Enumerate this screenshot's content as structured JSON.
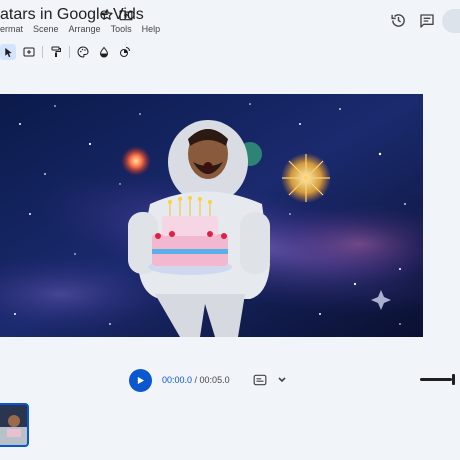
{
  "header": {
    "title": "atars in Google Vids",
    "icons": [
      "star-icon",
      "folder-icon",
      "history-icon",
      "comment-icon"
    ]
  },
  "menu": {
    "items": [
      "ermat",
      "Scene",
      "Arrange",
      "Tools",
      "Help"
    ]
  },
  "toolbar": {
    "tools": [
      "select-tool",
      "text-box-tool",
      "paint-format-tool",
      "palette-tool",
      "fill-tool",
      "effects-tool"
    ],
    "active_tool": "select-tool"
  },
  "playback": {
    "current_time": "00:00.0",
    "separator": " / ",
    "total_time": "00:05.0"
  },
  "colors": {
    "accent": "#0b57d0",
    "background": "#f1f4f9",
    "canvas_background": "#0a1130"
  }
}
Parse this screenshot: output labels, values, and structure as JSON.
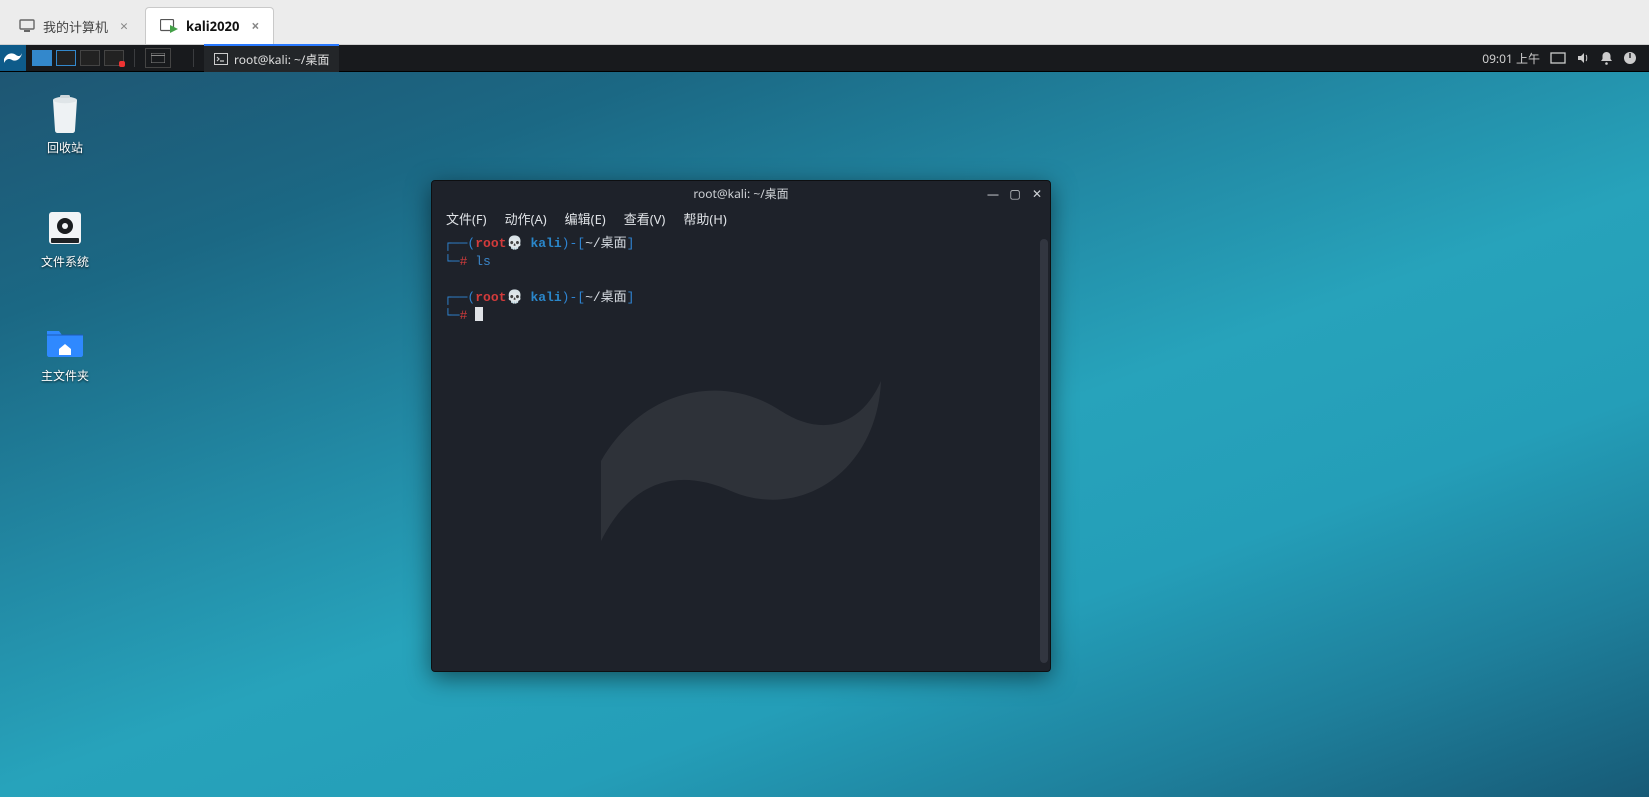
————————
◆ **Written request**
Extract the full listing exactly, with the pictures left out.

◆ **Solved exercise**
Enumerate this screenshot's content as structured JSON.
{
  "header": {
    "title": "atars in Google Vids",
    "icons": [
      "star-icon",
      "folder-icon",
      "history-icon",
      "comment-icon"
    ]
  },
  "menu": {
    "items": [
      "ermat",
      "Scene",
      "Arrange",
      "Tools",
      "Help"
    ]
  },
  "toolbar": {
    "tools": [
      "select-tool",
      "text-box-tool",
      "paint-format-tool",
      "palette-tool",
      "fill-tool",
      "effects-tool"
    ],
    "active_tool": "select-tool"
  },
  "playback": {
    "current_time": "00:00.0",
    "separator": " / ",
    "total_time": "00:05.0"
  },
  "colors": {
    "accent": "#0b57d0",
    "background": "#f1f4f9",
    "canvas_background": "#0a1130"
  }
}
Parse this screenshot: output labels, values, and structure as JSON.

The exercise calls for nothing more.